Search the records for "JSON". Copy every line where it appears.

-*-*-

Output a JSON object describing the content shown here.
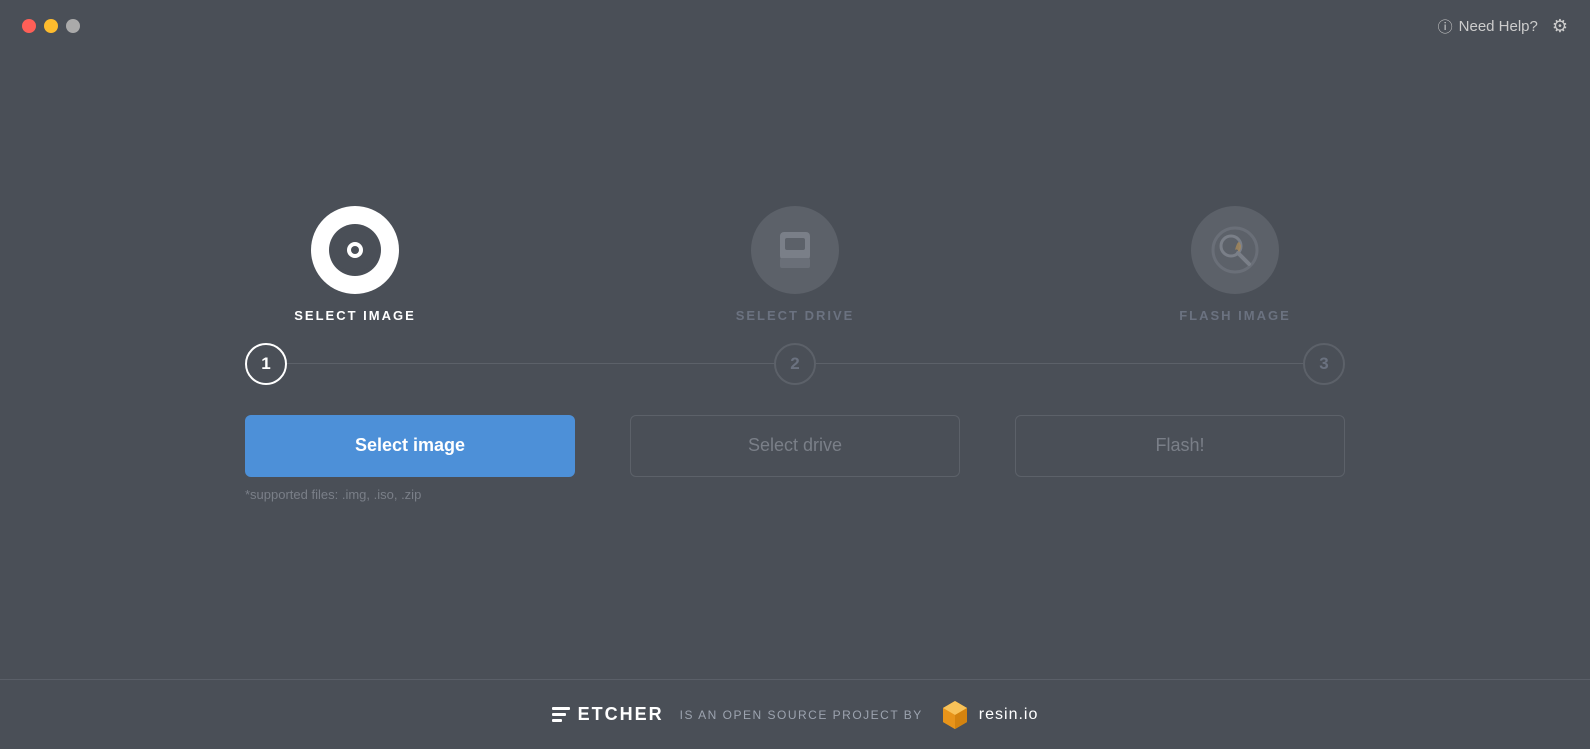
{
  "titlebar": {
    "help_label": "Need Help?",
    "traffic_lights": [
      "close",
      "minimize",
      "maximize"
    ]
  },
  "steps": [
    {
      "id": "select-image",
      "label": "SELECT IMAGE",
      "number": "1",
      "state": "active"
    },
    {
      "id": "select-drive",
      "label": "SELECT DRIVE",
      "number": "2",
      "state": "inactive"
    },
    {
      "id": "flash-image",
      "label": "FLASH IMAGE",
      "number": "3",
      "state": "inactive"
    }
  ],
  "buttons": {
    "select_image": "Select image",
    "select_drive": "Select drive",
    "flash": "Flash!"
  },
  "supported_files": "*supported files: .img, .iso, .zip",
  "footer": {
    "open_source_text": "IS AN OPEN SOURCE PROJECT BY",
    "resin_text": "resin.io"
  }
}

-*-*-

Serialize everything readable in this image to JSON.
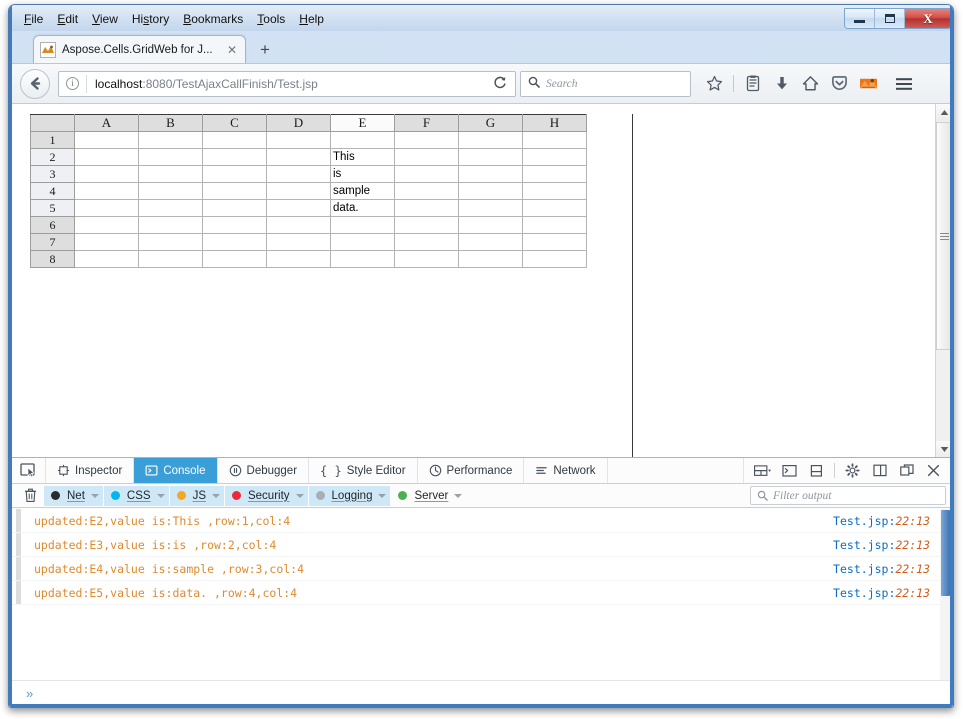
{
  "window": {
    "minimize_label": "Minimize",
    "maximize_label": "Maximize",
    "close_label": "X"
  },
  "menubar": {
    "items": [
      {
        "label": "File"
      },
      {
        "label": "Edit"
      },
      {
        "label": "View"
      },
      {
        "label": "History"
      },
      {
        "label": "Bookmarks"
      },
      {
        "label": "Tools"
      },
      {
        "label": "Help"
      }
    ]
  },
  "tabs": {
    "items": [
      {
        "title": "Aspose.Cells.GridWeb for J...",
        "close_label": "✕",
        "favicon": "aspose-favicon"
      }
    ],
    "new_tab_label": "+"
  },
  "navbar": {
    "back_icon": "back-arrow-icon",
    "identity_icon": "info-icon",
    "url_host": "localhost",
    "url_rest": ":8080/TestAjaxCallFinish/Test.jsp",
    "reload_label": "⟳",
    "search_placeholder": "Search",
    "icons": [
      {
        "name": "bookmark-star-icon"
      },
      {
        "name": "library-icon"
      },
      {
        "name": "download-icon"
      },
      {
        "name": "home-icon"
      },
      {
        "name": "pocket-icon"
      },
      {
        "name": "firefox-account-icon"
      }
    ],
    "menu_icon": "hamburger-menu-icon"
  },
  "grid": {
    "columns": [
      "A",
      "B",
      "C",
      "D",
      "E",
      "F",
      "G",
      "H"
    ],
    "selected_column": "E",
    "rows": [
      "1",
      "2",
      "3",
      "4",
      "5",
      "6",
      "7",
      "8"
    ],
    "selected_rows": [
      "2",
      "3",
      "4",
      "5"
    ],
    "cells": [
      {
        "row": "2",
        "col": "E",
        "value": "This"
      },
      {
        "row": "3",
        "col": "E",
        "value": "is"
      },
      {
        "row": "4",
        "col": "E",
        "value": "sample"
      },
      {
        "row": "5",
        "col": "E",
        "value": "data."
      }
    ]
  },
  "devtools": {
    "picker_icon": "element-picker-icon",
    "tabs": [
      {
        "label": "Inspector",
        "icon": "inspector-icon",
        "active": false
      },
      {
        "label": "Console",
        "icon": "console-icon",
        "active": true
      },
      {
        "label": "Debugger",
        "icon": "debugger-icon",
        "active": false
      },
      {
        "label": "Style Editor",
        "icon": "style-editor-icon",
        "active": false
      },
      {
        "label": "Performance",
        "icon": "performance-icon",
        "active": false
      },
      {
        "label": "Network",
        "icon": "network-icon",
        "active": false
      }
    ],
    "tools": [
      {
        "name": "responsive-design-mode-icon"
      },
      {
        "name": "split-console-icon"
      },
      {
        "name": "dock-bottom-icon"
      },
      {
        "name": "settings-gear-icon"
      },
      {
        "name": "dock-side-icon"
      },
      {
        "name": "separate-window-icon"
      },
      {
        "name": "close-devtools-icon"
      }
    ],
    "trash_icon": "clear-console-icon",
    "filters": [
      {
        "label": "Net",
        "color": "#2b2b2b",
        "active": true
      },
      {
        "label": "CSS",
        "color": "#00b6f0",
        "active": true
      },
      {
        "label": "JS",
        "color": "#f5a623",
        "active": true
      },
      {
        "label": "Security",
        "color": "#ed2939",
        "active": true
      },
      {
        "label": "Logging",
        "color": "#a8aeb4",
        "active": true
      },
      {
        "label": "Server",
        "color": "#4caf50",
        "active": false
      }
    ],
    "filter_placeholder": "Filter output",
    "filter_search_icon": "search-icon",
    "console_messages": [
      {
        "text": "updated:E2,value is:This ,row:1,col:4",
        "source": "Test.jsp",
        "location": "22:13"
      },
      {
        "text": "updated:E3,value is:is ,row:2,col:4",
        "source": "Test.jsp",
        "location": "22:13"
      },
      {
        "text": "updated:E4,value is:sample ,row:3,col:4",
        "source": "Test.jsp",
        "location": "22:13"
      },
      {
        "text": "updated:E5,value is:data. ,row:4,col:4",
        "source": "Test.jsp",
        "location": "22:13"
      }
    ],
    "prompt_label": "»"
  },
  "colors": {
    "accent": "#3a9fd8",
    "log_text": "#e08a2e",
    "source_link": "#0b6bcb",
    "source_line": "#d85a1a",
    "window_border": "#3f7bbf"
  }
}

-*-*-

▶ Answer to this task:
Output a JSON object describing the content shown here.
Serialize everything readable in this image to JSON.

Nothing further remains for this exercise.